● **Exercise aim**: Nothing should be left out: output all of the entries exactly.

▬▬▬▬▬▬

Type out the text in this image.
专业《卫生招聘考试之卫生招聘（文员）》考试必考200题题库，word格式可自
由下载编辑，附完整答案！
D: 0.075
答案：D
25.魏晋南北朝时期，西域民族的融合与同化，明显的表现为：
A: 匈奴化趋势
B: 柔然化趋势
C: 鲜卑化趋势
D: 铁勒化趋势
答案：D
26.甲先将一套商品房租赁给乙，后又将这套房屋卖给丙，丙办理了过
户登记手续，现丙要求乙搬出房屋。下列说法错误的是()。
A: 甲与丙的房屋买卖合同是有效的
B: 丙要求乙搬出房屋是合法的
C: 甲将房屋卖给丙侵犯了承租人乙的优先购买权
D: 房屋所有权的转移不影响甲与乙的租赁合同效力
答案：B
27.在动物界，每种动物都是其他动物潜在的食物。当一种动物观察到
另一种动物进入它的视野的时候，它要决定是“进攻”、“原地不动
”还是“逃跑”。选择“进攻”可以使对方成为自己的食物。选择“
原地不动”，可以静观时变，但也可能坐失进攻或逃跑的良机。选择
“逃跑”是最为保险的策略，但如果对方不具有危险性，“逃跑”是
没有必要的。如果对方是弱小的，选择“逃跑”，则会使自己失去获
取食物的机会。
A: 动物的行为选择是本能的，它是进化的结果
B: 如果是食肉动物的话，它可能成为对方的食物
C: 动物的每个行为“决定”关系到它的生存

▬▬▬▬▬▬

● **Output below**:
Type out the text in this image.
专业《卫生招聘考试之卫生招聘（文员）》考试必考200题题库，word格式可自
由下载编辑，附完整答案！
D: 0.075
答案：D
25.魏晋南北朝时期，西域民族的融合与同化，明显的表现为：
A: 匈奴化趋势
B: 柔然化趋势
C: 鲜卑化趋势
D: 铁勒化趋势
答案：D
26.甲先将一套商品房租赁给乙，后又将这套房屋卖给丙，丙办理了过
户登记手续，现丙要求乙搬出房屋。下列说法错误的是()。
A: 甲与丙的房屋买卖合同是有效的
B: 丙要求乙搬出房屋是合法的
C: 甲将房屋卖给丙侵犯了承租人乙的优先购买权
D: 房屋所有权的转移不影响甲与乙的租赁合同效力
答案：B
27.在动物界，每种动物都是其他动物潜在的食物。当一种动物观察到
另一种动物进入它的视野的时候，它要决定是“进攻”、“原地不动
”还是“逃跑”。选择“进攻”可以使对方成为自己的食物。选择“
原地不动”，可以静观时变，但也可能坐失进攻或逃跑的良机。选择
“逃跑”是最为保险的策略，但如果对方不具有危险性，“逃跑”是
没有必要的。如果对方是弱小的，选择“逃跑”，则会使自己失去获
取食物的机会。
A: 动物的行为选择是本能的，它是进化的结果
B: 如果是食肉动物的话，它可能成为对方的食物
C: 动物的每个行为“决定”关系到它的生存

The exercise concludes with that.